TASK STATEMENT
Copy each line where the word "provide" occurs.

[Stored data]

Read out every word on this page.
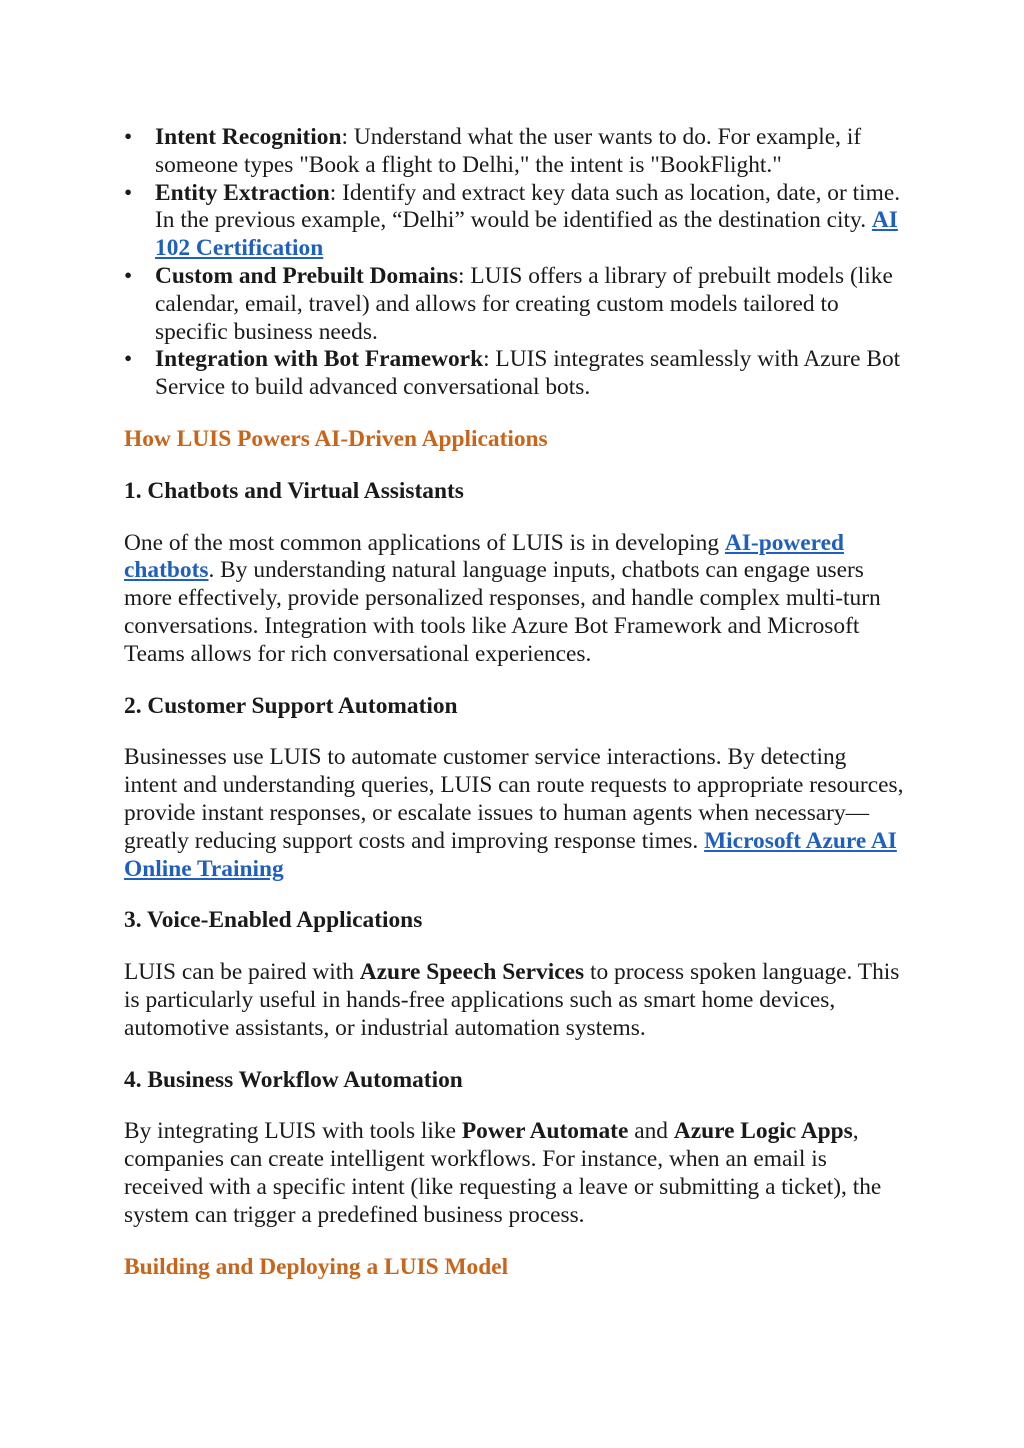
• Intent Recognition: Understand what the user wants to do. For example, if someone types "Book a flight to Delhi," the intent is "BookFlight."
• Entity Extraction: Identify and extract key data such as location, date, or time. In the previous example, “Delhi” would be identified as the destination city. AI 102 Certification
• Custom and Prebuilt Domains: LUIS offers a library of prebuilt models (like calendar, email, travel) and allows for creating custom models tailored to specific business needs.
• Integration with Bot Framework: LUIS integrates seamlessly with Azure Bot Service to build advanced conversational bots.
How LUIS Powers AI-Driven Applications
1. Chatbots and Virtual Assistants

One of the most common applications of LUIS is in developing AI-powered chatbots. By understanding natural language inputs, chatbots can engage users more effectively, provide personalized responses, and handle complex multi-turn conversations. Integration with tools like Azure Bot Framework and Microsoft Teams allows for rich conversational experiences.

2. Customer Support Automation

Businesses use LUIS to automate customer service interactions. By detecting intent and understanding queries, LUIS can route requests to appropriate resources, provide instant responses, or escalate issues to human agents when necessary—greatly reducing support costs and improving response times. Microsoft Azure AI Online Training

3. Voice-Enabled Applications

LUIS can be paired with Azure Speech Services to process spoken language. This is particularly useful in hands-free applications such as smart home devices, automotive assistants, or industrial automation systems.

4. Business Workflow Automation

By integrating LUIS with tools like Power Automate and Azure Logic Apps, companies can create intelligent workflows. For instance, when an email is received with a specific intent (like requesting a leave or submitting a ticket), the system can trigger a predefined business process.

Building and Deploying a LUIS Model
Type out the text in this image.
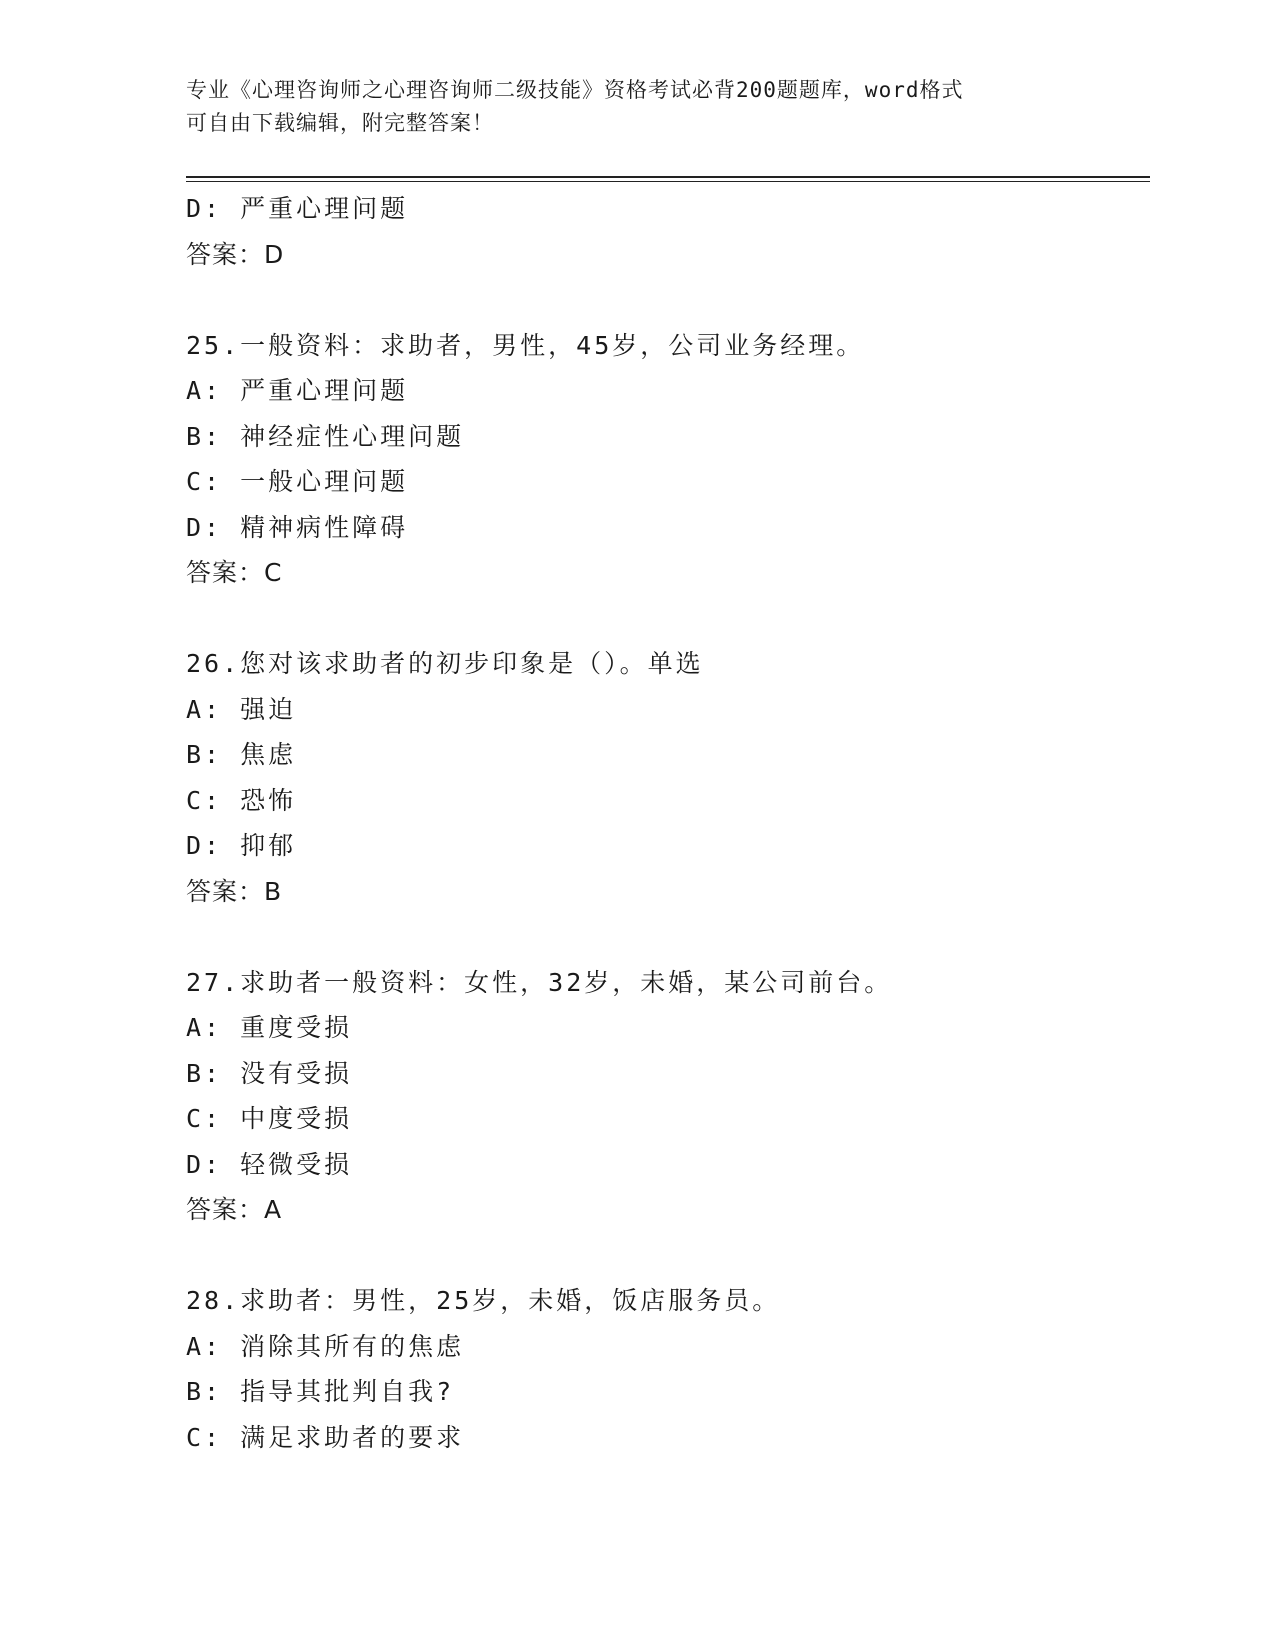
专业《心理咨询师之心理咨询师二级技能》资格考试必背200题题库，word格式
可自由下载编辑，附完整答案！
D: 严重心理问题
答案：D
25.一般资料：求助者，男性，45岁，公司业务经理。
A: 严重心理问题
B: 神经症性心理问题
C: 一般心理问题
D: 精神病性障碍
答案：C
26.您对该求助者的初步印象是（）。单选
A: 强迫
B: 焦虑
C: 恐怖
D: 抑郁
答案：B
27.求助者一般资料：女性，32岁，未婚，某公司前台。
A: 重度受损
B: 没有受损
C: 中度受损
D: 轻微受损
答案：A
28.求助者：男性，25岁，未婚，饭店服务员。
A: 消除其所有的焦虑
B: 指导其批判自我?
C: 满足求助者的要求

---

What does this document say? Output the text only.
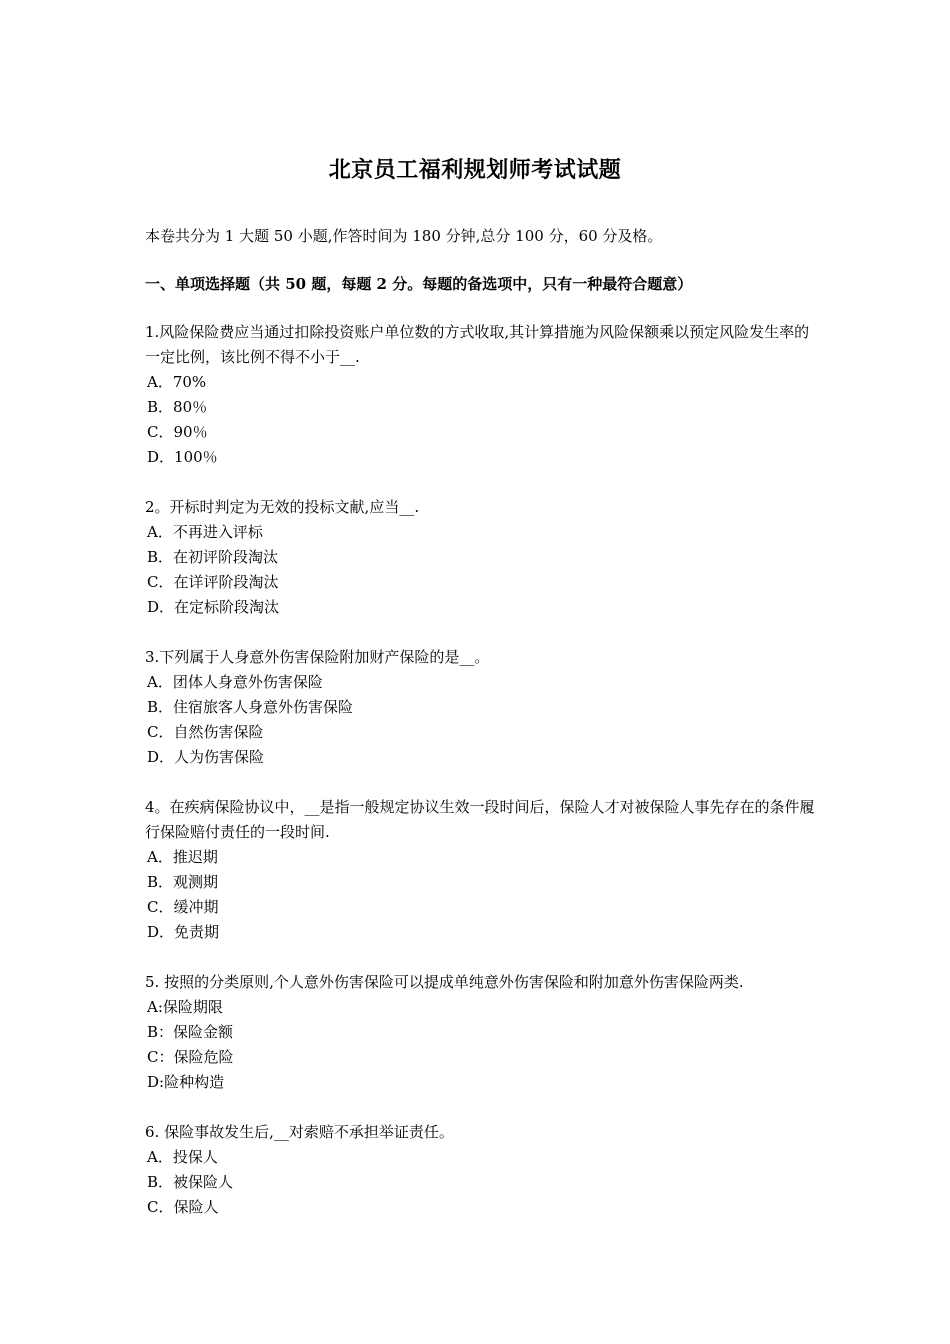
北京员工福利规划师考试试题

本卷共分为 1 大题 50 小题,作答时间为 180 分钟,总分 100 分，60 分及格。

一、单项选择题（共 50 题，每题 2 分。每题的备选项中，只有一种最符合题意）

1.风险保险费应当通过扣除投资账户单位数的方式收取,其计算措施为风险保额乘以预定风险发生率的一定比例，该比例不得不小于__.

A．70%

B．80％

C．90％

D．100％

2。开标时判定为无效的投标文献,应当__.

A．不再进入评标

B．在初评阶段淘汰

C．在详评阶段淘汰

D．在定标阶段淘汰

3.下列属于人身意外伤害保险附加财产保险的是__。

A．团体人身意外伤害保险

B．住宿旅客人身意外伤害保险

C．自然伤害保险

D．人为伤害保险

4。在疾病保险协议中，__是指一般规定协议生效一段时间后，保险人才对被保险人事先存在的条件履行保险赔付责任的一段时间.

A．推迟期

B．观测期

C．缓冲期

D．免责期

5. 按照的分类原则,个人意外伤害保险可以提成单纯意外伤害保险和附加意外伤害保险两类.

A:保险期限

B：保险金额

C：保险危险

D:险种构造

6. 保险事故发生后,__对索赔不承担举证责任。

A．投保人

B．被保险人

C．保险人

TASK RESPONSE
One of the most common applications of LUIS is in developing AI-powered chatbots. By understanding natural language inputs, chatbots can engage users more effectively, provide personalized responses, and handle complex multi-turn conversations. Integration with tools like Azure Bot Framework and Microsoft Teams allows for rich conversational experiences.
Businesses use LUIS to automate customer service interactions. By detecting intent and understanding queries, LUIS can route requests to appropriate resources, provide instant responses, or escalate issues to human agents when necessary—greatly reducing support costs and improving response times. Microsoft Azure AI Online Training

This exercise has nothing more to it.